- EXERCISE PROMPT -
Identify the lines that contain the word "ylabel", then copy them.

- SOURCE DATA -
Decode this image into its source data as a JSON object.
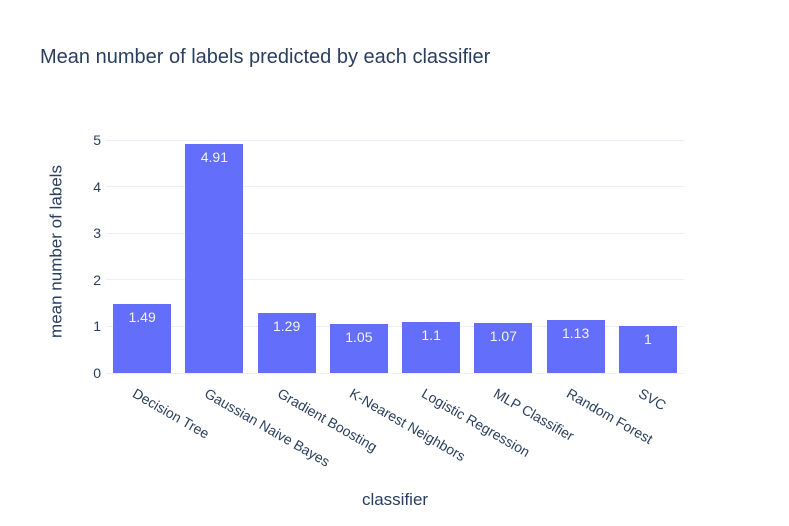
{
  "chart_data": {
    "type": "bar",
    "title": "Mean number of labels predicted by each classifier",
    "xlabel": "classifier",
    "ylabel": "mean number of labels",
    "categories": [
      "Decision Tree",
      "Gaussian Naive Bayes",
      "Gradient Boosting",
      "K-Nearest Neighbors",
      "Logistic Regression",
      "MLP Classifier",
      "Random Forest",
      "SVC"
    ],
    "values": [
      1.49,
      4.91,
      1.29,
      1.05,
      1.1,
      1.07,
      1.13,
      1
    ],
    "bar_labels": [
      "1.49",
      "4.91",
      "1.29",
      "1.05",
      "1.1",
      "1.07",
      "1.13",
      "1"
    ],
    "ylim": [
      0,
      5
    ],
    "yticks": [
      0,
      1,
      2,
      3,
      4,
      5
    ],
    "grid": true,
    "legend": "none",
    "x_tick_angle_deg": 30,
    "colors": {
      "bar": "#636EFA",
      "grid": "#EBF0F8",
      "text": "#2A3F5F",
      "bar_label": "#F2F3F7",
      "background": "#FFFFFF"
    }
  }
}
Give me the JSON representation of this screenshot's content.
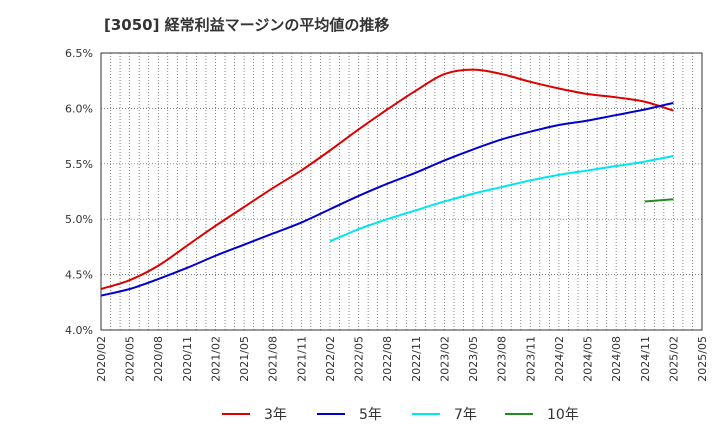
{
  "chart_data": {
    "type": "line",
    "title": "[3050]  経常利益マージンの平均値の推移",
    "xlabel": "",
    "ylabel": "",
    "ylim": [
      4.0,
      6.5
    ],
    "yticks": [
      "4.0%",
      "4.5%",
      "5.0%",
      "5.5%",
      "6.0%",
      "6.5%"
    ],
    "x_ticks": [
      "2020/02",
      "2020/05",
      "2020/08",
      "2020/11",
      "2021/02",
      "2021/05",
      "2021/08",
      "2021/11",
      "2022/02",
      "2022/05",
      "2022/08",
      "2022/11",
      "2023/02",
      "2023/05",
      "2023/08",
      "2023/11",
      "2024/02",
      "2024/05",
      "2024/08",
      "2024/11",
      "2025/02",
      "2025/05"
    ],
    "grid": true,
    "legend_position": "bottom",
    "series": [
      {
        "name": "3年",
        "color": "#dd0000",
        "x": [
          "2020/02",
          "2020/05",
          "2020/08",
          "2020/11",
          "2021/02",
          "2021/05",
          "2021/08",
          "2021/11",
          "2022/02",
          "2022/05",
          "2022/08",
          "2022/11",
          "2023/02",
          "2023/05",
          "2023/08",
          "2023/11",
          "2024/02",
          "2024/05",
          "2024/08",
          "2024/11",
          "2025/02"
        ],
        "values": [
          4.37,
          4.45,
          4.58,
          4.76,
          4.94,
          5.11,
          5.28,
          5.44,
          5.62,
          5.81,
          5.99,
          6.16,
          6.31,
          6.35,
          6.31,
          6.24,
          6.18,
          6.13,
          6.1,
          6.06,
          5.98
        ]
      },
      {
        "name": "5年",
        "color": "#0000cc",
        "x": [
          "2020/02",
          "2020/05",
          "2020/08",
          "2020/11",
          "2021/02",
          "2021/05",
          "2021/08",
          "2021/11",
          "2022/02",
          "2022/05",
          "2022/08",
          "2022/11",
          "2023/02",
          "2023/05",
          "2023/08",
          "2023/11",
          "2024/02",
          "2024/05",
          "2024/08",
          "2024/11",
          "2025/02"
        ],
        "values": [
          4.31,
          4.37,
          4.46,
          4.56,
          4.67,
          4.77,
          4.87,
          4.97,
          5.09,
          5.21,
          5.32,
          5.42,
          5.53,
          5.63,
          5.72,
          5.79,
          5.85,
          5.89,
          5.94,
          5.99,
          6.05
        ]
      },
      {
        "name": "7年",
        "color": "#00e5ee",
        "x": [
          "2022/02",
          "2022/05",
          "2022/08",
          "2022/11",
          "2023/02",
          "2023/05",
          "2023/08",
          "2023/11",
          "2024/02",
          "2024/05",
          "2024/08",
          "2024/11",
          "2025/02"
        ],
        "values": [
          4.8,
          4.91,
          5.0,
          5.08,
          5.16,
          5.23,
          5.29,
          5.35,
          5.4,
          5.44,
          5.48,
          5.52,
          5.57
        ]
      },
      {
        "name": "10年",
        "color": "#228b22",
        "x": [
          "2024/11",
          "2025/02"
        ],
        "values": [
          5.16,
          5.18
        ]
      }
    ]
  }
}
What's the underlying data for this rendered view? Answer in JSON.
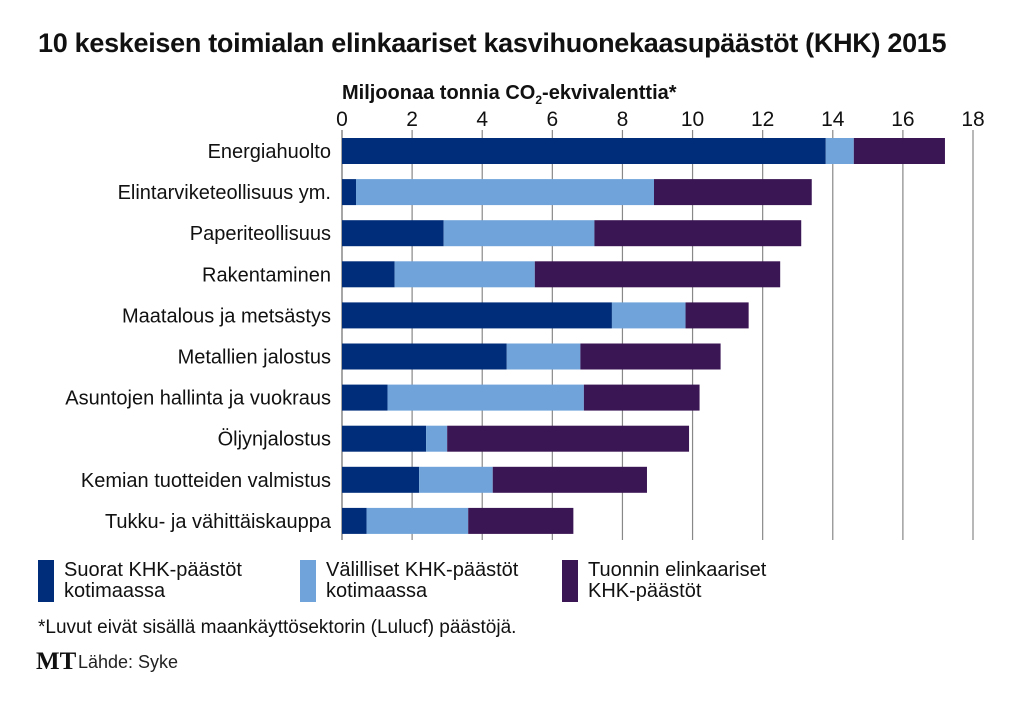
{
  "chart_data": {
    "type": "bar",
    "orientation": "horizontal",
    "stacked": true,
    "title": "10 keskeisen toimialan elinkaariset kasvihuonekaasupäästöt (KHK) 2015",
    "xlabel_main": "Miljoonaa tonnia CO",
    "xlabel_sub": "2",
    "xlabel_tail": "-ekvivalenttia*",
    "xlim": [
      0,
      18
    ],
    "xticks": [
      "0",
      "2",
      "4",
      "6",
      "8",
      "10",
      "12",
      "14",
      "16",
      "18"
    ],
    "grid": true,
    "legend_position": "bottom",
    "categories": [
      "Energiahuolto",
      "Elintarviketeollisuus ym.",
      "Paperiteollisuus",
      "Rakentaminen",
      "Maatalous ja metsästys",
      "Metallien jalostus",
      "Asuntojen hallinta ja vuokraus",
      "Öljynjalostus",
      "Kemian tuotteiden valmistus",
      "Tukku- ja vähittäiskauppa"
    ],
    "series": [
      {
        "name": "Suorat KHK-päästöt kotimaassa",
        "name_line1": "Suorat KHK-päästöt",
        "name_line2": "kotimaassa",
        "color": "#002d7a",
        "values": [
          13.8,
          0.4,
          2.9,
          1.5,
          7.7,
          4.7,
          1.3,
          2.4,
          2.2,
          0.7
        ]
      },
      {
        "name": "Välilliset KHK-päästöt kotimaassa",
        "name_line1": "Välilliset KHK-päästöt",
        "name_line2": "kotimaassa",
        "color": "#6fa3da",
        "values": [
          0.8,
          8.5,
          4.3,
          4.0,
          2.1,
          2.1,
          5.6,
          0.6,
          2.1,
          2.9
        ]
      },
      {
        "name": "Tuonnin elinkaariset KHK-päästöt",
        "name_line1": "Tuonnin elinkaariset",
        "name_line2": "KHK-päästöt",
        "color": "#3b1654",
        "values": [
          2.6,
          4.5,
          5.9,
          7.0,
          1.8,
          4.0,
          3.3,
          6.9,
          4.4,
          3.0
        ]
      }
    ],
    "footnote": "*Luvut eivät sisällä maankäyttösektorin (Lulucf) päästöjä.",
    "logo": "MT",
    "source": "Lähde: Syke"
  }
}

- COMPLETE RESPONSE -
    "ylabel": "mean number of labels",
    "ylabel": "",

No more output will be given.